**REQUIRED WORK**
State how many lines of the records contain the string "that". Give the number alone.

Recorded data:
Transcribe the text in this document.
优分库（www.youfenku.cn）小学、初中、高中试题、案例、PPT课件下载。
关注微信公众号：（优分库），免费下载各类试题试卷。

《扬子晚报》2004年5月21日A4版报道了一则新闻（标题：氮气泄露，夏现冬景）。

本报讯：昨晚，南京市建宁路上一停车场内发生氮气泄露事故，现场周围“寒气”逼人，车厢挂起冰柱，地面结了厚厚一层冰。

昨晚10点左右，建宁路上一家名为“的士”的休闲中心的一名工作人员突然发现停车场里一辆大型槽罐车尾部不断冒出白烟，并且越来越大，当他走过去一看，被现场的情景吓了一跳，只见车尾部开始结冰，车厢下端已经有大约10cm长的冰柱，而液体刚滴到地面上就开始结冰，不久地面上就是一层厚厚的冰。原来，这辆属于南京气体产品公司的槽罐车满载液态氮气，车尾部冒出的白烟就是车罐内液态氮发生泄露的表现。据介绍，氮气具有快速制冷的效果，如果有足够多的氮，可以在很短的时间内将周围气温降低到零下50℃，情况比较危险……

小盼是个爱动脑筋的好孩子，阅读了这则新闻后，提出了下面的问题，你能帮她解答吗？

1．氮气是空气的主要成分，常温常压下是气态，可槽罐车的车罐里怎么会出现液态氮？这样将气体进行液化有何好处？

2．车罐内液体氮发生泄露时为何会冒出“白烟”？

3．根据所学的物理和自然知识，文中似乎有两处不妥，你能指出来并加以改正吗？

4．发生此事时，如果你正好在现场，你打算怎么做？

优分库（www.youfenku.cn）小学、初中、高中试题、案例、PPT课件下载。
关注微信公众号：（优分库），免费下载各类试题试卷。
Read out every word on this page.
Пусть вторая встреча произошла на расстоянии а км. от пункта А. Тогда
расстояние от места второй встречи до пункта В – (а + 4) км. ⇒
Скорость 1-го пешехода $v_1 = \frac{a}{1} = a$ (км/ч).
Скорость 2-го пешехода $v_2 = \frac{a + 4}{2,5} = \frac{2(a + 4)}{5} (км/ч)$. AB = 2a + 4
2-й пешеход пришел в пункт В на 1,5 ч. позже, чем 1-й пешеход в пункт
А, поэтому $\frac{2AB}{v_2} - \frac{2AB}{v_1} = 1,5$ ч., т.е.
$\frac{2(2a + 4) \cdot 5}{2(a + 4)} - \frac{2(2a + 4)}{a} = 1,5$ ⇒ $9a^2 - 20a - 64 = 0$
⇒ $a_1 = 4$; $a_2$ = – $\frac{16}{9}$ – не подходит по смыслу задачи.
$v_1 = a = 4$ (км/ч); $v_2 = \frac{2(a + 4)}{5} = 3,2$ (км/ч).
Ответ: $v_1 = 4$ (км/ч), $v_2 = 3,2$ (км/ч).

==

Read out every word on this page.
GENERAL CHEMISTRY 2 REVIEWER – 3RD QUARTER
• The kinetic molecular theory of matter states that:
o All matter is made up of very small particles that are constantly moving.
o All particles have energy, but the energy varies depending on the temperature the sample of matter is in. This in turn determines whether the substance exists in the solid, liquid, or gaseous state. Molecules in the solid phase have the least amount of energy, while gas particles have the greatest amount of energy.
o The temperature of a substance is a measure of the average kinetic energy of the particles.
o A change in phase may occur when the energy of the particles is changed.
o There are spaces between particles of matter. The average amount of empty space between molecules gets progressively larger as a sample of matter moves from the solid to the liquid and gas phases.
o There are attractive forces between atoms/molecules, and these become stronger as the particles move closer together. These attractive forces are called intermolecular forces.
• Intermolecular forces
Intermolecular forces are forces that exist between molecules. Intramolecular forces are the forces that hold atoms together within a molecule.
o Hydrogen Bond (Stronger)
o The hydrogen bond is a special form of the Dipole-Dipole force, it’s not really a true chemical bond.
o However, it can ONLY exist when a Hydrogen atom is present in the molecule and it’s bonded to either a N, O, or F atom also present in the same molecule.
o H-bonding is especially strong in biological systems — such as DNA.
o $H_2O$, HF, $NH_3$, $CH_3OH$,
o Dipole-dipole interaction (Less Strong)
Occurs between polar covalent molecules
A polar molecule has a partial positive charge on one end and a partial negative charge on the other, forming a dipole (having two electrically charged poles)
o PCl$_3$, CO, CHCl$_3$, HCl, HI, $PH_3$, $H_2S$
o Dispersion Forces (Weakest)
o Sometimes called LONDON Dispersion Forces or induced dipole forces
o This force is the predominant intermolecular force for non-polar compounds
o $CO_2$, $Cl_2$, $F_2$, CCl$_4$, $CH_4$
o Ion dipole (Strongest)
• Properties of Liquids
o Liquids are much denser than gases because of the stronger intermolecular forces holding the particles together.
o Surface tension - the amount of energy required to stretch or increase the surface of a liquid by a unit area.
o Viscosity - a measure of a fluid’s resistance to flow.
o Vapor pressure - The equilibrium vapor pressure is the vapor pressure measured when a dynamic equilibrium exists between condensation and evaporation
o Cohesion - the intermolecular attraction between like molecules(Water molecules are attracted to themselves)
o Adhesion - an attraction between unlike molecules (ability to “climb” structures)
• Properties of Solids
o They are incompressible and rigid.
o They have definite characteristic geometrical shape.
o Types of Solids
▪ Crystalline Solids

**FINISHED TASK**
3